Pick out each line of the records in which the word "nodes" appears.

### Information given ###

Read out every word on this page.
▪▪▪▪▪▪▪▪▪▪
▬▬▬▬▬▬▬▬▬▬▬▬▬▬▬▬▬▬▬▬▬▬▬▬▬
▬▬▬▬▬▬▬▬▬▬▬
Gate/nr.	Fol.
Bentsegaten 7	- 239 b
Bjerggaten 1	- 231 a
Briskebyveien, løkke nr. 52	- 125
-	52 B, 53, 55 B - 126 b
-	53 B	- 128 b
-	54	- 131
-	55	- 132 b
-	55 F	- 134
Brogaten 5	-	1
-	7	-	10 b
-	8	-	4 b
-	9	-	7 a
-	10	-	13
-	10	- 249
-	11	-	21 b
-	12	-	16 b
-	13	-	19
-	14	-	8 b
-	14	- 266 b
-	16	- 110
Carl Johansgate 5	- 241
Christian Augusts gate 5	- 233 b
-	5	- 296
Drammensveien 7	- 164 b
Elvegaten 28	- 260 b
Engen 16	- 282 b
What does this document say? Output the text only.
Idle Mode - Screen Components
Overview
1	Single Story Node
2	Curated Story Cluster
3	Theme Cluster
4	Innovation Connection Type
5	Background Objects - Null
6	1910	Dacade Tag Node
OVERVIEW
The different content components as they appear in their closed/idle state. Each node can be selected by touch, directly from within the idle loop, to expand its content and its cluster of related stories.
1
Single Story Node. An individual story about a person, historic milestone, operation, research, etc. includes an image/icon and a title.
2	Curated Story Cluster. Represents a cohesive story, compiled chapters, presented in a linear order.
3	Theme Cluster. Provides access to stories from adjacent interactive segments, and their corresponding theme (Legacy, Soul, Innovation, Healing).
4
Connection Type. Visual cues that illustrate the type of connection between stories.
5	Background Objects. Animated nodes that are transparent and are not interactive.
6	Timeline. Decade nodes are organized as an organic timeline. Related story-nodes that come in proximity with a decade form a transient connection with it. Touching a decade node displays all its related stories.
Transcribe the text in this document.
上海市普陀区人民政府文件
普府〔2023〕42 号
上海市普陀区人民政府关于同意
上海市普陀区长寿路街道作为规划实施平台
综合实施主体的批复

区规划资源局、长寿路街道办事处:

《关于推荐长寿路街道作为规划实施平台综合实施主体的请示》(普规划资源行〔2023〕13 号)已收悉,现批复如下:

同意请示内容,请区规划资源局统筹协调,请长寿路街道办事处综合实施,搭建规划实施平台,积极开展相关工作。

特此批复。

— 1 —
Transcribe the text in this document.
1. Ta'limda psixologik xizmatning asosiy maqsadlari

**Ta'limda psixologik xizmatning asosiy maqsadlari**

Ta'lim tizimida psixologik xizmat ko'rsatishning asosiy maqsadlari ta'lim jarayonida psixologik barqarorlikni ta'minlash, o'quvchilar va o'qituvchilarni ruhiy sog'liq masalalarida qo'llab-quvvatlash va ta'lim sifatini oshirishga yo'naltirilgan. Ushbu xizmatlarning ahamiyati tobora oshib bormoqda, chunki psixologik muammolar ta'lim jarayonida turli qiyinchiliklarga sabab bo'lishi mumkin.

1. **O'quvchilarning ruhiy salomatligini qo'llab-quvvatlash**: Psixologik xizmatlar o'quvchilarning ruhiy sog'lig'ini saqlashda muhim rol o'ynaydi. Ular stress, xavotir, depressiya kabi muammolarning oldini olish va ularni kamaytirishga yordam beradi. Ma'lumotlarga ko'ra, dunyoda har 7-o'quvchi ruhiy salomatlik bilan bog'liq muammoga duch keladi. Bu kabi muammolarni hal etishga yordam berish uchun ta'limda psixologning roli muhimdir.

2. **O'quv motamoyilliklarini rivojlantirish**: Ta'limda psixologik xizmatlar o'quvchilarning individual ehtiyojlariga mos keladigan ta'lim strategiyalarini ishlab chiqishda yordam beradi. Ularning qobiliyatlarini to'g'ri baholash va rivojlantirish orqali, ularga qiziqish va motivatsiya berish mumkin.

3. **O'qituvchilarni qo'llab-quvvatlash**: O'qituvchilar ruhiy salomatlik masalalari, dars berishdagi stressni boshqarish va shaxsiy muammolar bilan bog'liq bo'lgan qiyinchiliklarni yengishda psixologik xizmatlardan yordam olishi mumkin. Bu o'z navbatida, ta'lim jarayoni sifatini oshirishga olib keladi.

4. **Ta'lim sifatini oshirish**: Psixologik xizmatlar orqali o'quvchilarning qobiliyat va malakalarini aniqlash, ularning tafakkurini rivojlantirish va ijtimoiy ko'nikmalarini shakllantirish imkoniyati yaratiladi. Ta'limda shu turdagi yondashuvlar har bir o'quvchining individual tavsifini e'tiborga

###

Response to this exercise:
5	Background Objects. Animated nodes that are transparent and are not interactive.
6	Timeline. Decade nodes are organized as an organic timeline. Related story-nodes that come in proximity with a decade form a transient connection with it. Touching a decade node displays all its related stories.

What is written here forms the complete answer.